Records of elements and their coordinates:
:::::
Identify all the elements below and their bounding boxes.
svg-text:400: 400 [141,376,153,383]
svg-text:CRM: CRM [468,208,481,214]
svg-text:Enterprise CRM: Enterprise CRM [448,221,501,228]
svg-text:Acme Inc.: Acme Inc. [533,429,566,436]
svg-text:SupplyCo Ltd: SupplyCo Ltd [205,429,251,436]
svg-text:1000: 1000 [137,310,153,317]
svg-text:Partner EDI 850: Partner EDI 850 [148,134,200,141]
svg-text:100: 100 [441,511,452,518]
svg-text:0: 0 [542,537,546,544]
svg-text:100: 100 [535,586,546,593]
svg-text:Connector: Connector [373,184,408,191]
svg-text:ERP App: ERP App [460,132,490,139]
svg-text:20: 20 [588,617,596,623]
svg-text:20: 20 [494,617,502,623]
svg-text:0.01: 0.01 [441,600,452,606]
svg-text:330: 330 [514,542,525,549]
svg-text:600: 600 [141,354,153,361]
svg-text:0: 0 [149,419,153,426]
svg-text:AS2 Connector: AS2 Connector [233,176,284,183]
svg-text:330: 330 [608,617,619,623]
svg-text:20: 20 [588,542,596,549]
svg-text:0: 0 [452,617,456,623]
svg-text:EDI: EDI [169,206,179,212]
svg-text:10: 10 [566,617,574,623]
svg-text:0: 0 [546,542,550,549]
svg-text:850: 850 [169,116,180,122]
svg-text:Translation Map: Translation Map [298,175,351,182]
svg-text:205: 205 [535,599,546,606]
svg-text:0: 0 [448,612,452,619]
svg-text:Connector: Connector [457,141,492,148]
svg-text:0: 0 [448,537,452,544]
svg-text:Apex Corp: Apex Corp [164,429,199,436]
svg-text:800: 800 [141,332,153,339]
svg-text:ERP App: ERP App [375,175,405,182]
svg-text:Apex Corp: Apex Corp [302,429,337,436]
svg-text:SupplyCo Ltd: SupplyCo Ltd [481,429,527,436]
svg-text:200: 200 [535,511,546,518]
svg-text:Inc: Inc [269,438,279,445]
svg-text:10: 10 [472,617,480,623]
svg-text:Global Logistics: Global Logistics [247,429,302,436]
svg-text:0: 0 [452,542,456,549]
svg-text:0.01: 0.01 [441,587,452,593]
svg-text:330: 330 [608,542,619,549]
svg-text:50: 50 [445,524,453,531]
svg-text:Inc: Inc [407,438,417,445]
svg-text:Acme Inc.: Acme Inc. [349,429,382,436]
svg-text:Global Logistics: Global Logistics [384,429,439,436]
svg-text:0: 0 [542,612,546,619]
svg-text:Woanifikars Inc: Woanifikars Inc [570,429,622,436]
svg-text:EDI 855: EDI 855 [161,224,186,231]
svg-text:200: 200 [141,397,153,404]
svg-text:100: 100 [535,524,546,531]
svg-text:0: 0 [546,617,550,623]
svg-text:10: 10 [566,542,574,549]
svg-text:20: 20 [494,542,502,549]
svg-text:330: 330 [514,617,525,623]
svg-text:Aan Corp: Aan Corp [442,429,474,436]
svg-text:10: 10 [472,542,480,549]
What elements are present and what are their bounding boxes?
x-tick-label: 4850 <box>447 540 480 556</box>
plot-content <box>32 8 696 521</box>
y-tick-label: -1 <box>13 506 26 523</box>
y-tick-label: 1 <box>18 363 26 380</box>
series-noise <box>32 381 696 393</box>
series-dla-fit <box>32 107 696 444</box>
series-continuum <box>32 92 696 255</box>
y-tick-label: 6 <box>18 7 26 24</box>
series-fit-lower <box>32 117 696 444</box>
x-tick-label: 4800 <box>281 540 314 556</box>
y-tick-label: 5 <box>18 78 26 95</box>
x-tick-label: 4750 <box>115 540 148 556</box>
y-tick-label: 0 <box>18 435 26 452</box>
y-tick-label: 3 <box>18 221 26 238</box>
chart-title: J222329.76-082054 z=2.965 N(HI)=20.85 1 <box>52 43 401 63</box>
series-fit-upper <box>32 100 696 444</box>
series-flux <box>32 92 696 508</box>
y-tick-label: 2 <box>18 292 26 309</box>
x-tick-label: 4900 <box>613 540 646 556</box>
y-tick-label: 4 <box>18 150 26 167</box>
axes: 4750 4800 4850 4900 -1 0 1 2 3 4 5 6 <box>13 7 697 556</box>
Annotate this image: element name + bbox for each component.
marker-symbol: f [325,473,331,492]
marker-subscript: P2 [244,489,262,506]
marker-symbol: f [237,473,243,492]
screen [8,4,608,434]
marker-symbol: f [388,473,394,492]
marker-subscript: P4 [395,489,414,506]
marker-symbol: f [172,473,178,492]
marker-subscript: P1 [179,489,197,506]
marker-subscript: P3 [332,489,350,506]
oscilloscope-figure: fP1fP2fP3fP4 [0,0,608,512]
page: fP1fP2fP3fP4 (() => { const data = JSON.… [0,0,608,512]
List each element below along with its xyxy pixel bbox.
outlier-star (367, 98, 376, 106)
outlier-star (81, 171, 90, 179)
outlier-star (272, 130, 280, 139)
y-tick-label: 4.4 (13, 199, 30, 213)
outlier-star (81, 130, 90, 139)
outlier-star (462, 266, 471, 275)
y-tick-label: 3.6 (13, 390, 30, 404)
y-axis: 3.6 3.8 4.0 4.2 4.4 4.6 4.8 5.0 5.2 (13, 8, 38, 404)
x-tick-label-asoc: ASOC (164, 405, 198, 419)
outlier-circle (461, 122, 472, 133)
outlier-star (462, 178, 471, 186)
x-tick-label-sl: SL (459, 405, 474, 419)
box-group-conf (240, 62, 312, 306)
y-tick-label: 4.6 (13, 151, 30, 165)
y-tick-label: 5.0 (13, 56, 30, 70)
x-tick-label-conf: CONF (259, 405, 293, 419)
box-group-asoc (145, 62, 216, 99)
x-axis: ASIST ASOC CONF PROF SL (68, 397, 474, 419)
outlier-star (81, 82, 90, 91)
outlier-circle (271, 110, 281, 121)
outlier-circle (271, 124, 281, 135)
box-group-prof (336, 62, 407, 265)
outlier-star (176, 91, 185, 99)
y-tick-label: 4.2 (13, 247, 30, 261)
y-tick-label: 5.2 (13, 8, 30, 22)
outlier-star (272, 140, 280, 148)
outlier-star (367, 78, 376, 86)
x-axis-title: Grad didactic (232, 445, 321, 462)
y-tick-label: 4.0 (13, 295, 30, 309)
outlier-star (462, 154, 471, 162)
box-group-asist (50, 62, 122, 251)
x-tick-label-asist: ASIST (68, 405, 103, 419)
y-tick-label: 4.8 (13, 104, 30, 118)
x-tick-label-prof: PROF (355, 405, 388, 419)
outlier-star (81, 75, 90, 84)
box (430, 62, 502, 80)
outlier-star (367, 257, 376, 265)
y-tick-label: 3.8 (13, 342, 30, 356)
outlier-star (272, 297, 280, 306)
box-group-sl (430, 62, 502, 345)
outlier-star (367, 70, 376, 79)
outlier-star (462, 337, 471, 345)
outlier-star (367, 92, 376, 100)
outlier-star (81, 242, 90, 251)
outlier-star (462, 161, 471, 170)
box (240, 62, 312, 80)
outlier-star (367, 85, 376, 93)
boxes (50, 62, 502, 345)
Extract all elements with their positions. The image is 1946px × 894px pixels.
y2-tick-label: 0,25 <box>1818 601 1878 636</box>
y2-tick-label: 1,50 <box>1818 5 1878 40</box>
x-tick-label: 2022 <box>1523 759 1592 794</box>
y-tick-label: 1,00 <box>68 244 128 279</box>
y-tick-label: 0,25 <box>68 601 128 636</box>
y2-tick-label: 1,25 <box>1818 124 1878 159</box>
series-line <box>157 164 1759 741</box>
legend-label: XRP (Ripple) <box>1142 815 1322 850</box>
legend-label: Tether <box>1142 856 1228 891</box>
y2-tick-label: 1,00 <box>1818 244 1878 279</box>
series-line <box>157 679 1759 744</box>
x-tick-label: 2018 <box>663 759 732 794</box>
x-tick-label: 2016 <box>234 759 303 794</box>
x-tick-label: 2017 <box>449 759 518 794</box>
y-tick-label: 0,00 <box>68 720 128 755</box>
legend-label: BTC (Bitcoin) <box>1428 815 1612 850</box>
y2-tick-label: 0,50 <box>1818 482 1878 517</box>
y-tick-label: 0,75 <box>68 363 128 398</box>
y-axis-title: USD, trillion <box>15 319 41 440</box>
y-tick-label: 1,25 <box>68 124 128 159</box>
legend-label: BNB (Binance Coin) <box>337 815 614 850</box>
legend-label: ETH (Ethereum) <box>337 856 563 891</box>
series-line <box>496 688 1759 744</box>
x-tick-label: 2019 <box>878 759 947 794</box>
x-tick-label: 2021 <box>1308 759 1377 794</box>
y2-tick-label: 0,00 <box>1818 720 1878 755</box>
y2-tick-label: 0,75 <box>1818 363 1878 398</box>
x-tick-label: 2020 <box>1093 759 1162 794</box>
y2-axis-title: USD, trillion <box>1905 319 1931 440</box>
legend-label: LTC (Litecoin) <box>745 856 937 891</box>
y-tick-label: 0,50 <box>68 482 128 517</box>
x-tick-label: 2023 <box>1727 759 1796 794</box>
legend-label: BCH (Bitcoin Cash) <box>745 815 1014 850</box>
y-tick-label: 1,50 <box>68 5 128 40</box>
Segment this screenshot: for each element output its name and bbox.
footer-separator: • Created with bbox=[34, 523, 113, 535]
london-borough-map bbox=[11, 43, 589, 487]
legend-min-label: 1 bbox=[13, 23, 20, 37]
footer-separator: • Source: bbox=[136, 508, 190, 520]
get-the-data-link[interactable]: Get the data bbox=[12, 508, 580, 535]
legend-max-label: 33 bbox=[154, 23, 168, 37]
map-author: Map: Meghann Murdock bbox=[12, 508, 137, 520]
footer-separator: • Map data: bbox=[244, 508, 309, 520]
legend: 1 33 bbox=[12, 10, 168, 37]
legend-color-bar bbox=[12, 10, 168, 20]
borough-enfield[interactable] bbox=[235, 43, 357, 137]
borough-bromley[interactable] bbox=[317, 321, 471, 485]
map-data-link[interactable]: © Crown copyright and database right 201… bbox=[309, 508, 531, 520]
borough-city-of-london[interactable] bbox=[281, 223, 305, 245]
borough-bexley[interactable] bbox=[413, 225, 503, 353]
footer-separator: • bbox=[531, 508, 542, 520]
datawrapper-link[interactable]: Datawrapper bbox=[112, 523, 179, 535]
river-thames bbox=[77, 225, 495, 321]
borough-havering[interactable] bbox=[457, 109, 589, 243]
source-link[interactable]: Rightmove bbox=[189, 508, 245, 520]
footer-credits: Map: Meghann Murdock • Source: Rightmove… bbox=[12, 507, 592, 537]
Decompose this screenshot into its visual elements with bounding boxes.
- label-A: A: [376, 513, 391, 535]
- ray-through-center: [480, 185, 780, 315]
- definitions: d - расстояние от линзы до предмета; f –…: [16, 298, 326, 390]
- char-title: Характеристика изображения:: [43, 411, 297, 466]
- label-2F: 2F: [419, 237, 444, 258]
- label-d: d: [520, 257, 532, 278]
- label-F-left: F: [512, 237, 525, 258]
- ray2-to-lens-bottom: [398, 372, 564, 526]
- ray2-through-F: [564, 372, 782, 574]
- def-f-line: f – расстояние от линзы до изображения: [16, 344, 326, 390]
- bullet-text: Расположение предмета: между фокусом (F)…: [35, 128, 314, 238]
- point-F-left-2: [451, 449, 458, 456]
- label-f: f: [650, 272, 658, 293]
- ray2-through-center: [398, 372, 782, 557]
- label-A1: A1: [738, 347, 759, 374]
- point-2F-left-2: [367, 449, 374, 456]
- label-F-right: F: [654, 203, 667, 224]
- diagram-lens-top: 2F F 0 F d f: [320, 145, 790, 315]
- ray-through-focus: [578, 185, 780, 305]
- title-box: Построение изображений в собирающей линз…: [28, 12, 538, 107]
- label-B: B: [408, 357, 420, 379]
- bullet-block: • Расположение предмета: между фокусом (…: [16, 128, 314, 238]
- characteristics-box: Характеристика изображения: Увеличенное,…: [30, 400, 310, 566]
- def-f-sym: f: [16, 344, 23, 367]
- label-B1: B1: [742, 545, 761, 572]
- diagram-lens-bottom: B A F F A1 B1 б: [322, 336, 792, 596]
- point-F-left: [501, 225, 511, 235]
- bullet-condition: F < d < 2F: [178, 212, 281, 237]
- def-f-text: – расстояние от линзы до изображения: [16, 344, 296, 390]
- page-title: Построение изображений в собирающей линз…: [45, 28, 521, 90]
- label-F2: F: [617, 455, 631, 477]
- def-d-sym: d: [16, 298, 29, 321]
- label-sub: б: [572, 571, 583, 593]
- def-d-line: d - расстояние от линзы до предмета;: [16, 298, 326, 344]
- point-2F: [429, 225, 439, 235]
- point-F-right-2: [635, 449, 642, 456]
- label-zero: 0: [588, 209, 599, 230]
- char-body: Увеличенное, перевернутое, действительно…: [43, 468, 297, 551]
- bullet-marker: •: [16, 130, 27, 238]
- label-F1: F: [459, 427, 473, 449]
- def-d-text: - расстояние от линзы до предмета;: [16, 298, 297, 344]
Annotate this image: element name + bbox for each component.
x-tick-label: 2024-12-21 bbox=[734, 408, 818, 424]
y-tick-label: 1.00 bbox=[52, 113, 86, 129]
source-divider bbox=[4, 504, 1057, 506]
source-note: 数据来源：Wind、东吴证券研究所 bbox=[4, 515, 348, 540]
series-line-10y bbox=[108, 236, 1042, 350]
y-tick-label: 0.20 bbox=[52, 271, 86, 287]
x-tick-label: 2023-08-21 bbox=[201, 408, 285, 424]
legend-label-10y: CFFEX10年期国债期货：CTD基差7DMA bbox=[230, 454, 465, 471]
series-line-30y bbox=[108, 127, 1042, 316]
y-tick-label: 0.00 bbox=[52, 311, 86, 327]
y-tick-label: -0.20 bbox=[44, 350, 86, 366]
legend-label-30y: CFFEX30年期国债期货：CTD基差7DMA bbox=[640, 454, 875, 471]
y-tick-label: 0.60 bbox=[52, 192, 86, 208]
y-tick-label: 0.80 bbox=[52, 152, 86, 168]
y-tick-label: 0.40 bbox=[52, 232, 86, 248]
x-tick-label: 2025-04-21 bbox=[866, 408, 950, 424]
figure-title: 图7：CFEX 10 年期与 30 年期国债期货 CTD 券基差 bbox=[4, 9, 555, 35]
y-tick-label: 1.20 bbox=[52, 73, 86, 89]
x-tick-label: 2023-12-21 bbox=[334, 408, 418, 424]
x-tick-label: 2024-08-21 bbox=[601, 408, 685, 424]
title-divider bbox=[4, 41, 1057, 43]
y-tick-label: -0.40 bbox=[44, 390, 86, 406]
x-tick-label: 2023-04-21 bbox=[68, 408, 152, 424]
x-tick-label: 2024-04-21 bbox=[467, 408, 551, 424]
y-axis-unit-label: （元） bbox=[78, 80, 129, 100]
:::::
Copy the records above word for word, from the start through the line containing "svg-text:Woanifikars Inc: Woanifikars", including both ends.

Identify all the elements below and their bounding boxes.
svg-text:400: 400 [141,376,153,383]
svg-text:CRM: CRM [468,208,481,214]
svg-text:Enterprise CRM: Enterprise CRM [448,221,501,228]
svg-text:Acme Inc.: Acme Inc. [533,429,566,436]
svg-text:SupplyCo Ltd: SupplyCo Ltd [205,429,251,436]
svg-text:1000: 1000 [137,310,153,317]
svg-text:Partner EDI 850: Partner EDI 850 [148,134,200,141]
svg-text:100: 100 [441,511,452,518]
svg-text:0: 0 [542,537,546,544]
svg-text:100: 100 [535,586,546,593]
svg-text:Connector: Connector [373,184,408,191]
svg-text:ERP App: ERP App [460,132,490,139]
svg-text:20: 20 [588,617,596,623]
svg-text:20: 20 [494,617,502,623]
svg-text:0.01: 0.01 [441,600,452,606]
svg-text:330: 330 [514,542,525,549]
svg-text:600: 600 [141,354,153,361]
svg-text:0: 0 [149,419,153,426]
svg-text:AS2 Connector: AS2 Connector [233,176,284,183]
svg-text:330: 330 [608,617,619,623]
svg-text:20: 20 [588,542,596,549]
svg-text:0: 0 [452,617,456,623]
svg-text:EDI: EDI [169,206,179,212]
svg-text:10: 10 [566,617,574,623]
svg-text:0: 0 [546,542,550,549]
svg-text:850: 850 [169,116,180,122]
svg-text:Translation Map: Translation Map [298,175,351,182]
svg-text:205: 205 [535,599,546,606]
svg-text:0: 0 [448,612,452,619]
svg-text:Connector: Connector [457,141,492,148]
svg-text:0: 0 [448,537,452,544]
svg-text:Apex Corp: Apex Corp [164,429,199,436]
svg-text:800: 800 [141,332,153,339]
svg-text:ERP App: ERP App [375,175,405,182]
svg-text:Apex Corp: Apex Corp [302,429,337,436]
svg-text:SupplyCo Ltd: SupplyCo Ltd [481,429,527,436]
svg-text:200: 200 [535,511,546,518]
svg-text:Inc: Inc [269,438,279,445]
svg-text:10: 10 [472,617,480,623]
svg-text:Global Logistics: Global Logistics [247,429,302,436]
svg-text:0: 0 [452,542,456,549]
svg-text:0.01: 0.01 [441,587,452,593]
svg-text:330: 330 [608,542,619,549]
svg-text:50: 50 [445,524,453,531]
svg-text:Inc: Inc [407,438,417,445]
svg-text:Acme Inc.: Acme Inc. [349,429,382,436]
svg-text:Global Logistics: Global Logistics [384,429,439,436]
svg-text:0: 0 [542,612,546,619]
svg-text:Woanifikars Inc: Woanifikars Inc [570,429,622,436]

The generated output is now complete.